◆ What to do ◆
Provide the count of lines that hold "arcsec" and no other output.

◆ Data supplied ◆
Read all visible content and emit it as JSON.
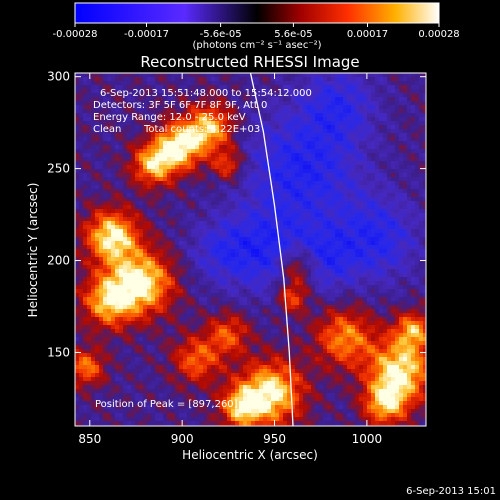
{
  "chart_data": {
    "type": "heatmap",
    "title": "Reconstructed RHESSI Image",
    "xlabel": "Heliocentric X (arcsec)",
    "ylabel": "Heliocentric Y (arcsec)",
    "xlim": [
      842,
      1032
    ],
    "ylim": [
      110,
      302
    ],
    "x_ticks": [
      850,
      900,
      950,
      1000
    ],
    "y_ticks": [
      150,
      200,
      250,
      300
    ],
    "colorbar": {
      "range": [
        -0.00028,
        0.00028
      ],
      "tick_values": [
        -0.00028,
        -0.00017,
        -5.6e-05,
        5.6e-05,
        0.00017,
        0.00028
      ],
      "tick_labels": [
        "-0.00028",
        "-0.00017",
        "-5.6e-05",
        "5.6e-05",
        "0.00017",
        "0.00028"
      ],
      "label": "(photons cm⁻² s⁻¹ asec⁻²)"
    },
    "annotations": {
      "time_range": "6-Sep-2013 15:51:48.000 to 15:54:12.000",
      "detectors": "Detectors: 3F 5F 6F 7F 8F 9F, Att 0",
      "energy": "Energy Range: 12.0 - 25.0 keV",
      "clean": "Clean",
      "counts": "Total counts: 4.22E+03",
      "peak": "Position of Peak = [897,260]"
    },
    "limb_line": [
      [
        937,
        302
      ],
      [
        944,
        270
      ],
      [
        950,
        230
      ],
      [
        955,
        190
      ],
      [
        958,
        150
      ],
      [
        960,
        110
      ]
    ],
    "hot_spots": [
      {
        "x": 862,
        "y": 213,
        "v": 1.0,
        "r": 10
      },
      {
        "x": 878,
        "y": 188,
        "v": 1.0,
        "r": 12
      },
      {
        "x": 860,
        "y": 178,
        "v": 0.8,
        "r": 10
      },
      {
        "x": 898,
        "y": 262,
        "v": 1.0,
        "r": 9
      },
      {
        "x": 915,
        "y": 272,
        "v": 0.85,
        "r": 9
      },
      {
        "x": 884,
        "y": 252,
        "v": 0.8,
        "r": 8
      },
      {
        "x": 925,
        "y": 252,
        "v": 0.55,
        "r": 6
      },
      {
        "x": 908,
        "y": 146,
        "v": 0.6,
        "r": 9
      },
      {
        "x": 925,
        "y": 160,
        "v": 0.55,
        "r": 8
      },
      {
        "x": 948,
        "y": 128,
        "v": 1.0,
        "r": 12
      },
      {
        "x": 932,
        "y": 120,
        "v": 0.75,
        "r": 8
      },
      {
        "x": 963,
        "y": 197,
        "v": 0.75,
        "r": 8
      },
      {
        "x": 960,
        "y": 180,
        "v": 0.6,
        "r": 6
      },
      {
        "x": 988,
        "y": 158,
        "v": 0.7,
        "r": 11
      },
      {
        "x": 1018,
        "y": 140,
        "v": 1.0,
        "r": 12
      },
      {
        "x": 1010,
        "y": 122,
        "v": 0.8,
        "r": 8
      },
      {
        "x": 1025,
        "y": 162,
        "v": 0.7,
        "r": 7
      },
      {
        "x": 848,
        "y": 142,
        "v": 0.65,
        "r": 7
      }
    ],
    "cold_spots": [
      {
        "x": 965,
        "y": 250,
        "v": -0.6,
        "r": 22
      },
      {
        "x": 945,
        "y": 205,
        "v": -0.55,
        "r": 16
      },
      {
        "x": 1005,
        "y": 212,
        "v": -0.55,
        "r": 16
      },
      {
        "x": 975,
        "y": 200,
        "v": -0.5,
        "r": 12
      },
      {
        "x": 985,
        "y": 285,
        "v": -0.45,
        "r": 14
      },
      {
        "x": 920,
        "y": 205,
        "v": -0.35,
        "r": 12
      }
    ]
  },
  "footer_date": "6-Sep-2013 15:01"
}
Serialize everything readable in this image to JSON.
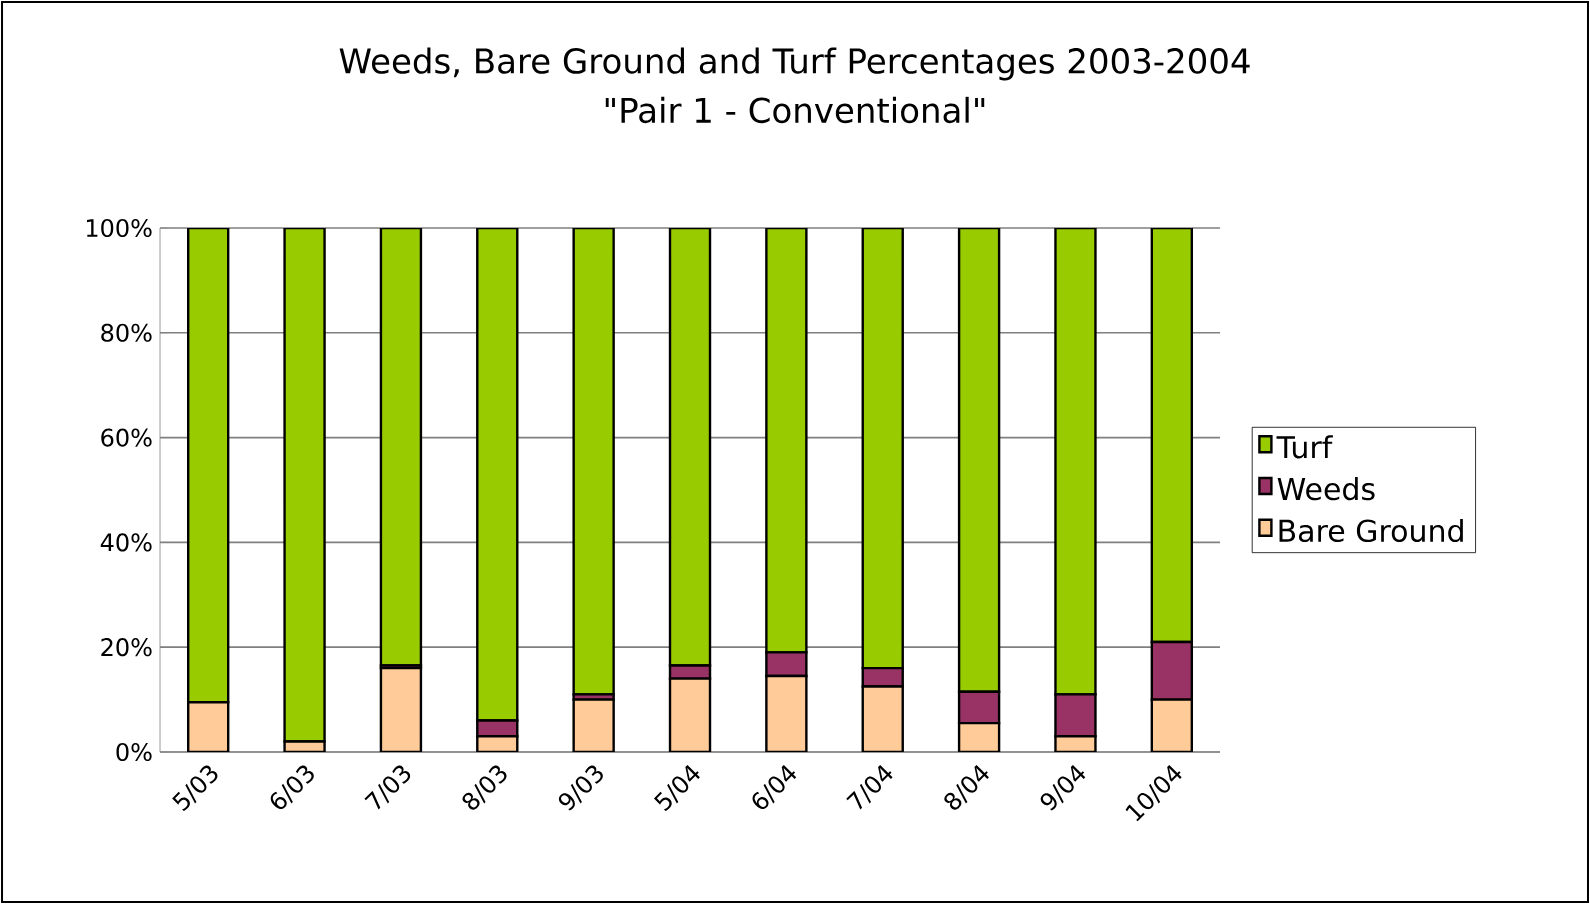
{
  "chart_data": {
    "type": "bar",
    "stacked": true,
    "title": "Weeds, Bare Ground and Turf Percentages 2003-2004",
    "subtitle": "\"Pair 1 - Conventional\"",
    "categories": [
      "5/03",
      "6/03",
      "7/03",
      "8/03",
      "9/03",
      "5/04",
      "6/04",
      "7/04",
      "8/04",
      "9/04",
      "10/04"
    ],
    "series": [
      {
        "name": "Bare Ground",
        "color": "#ffcc99",
        "values": [
          9.5,
          2,
          16,
          3,
          10,
          14,
          14.5,
          12.5,
          5.5,
          3,
          10
        ]
      },
      {
        "name": "Weeds",
        "color": "#993366",
        "values": [
          0,
          null,
          0.5,
          3,
          1,
          2.5,
          4.5,
          3.5,
          6,
          8,
          11
        ]
      },
      {
        "name": "Turf",
        "color": "#99cc00",
        "values": [
          90.5,
          98,
          83.5,
          94,
          89,
          83.5,
          81,
          84,
          88.5,
          89,
          79
        ]
      }
    ],
    "ylim": [
      0,
      100
    ],
    "yticks": [
      {
        "value": 0,
        "label": "0%"
      },
      {
        "value": 20,
        "label": "20%"
      },
      {
        "value": 40,
        "label": "40%"
      },
      {
        "value": 60,
        "label": "60%"
      },
      {
        "value": 80,
        "label": "80%"
      },
      {
        "value": 100,
        "label": "100%"
      }
    ],
    "grid": "y",
    "legend": "right"
  }
}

◆ Written solution ◆
2